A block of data
▼

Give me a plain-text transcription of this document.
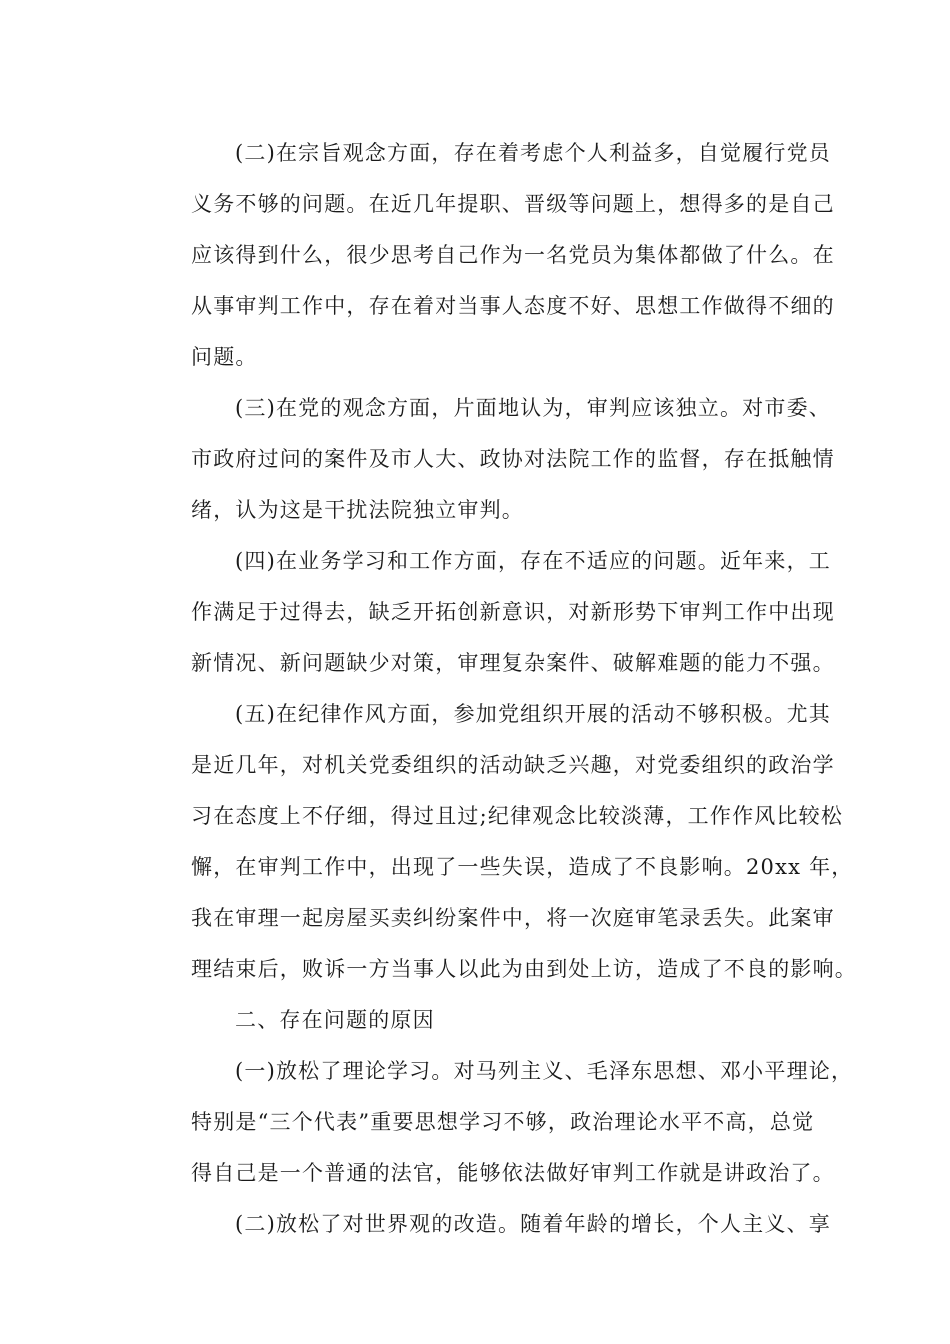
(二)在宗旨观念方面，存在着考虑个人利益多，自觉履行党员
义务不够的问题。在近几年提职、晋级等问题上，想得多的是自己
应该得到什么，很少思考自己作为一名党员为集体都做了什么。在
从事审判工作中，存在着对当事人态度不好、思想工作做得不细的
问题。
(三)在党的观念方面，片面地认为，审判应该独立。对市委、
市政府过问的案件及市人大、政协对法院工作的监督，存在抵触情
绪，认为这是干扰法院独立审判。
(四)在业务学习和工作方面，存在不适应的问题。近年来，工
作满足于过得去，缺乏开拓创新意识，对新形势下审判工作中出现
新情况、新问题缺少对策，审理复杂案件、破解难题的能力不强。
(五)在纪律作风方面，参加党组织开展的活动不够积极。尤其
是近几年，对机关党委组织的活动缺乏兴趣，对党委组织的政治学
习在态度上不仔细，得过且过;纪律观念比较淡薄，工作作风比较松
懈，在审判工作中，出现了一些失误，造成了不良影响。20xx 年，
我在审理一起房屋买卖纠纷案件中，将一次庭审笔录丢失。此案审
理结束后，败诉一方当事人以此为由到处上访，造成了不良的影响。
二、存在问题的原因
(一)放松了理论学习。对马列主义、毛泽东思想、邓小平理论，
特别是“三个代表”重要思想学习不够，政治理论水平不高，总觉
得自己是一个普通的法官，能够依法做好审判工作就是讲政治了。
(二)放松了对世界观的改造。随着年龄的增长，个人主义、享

▲

**SET PROBLEM**:
The records above need to be given again exactly. Omit the pictures.

**COMPLETE OUTPUT**:
Give me a plain-text transcription of this document.
(二)在宗旨观念方面，存在着考虑个人利益多，自觉履行党员
义务不够的问题。在近几年提职、晋级等问题上，想得多的是自己
应该得到什么，很少思考自己作为一名党员为集体都做了什么。在
从事审判工作中，存在着对当事人态度不好、思想工作做得不细的
问题。
(三)在党的观念方面，片面地认为，审判应该独立。对市委、
市政府过问的案件及市人大、政协对法院工作的监督，存在抵触情
绪，认为这是干扰法院独立审判。
(四)在业务学习和工作方面，存在不适应的问题。近年来，工
作满足于过得去，缺乏开拓创新意识，对新形势下审判工作中出现
新情况、新问题缺少对策，审理复杂案件、破解难题的能力不强。
(五)在纪律作风方面，参加党组织开展的活动不够积极。尤其
是近几年，对机关党委组织的活动缺乏兴趣，对党委组织的政治学
习在态度上不仔细，得过且过;纪律观念比较淡薄，工作作风比较松
懈，在审判工作中，出现了一些失误，造成了不良影响。20xx 年，
我在审理一起房屋买卖纠纷案件中，将一次庭审笔录丢失。此案审
理结束后，败诉一方当事人以此为由到处上访，造成了不良的影响。
二、存在问题的原因
(一)放松了理论学习。对马列主义、毛泽东思想、邓小平理论，
特别是“三个代表”重要思想学习不够，政治理论水平不高，总觉
得自己是一个普通的法官，能够依法做好审判工作就是讲政治了。
(二)放松了对世界观的改造。随着年龄的增长，个人主义、享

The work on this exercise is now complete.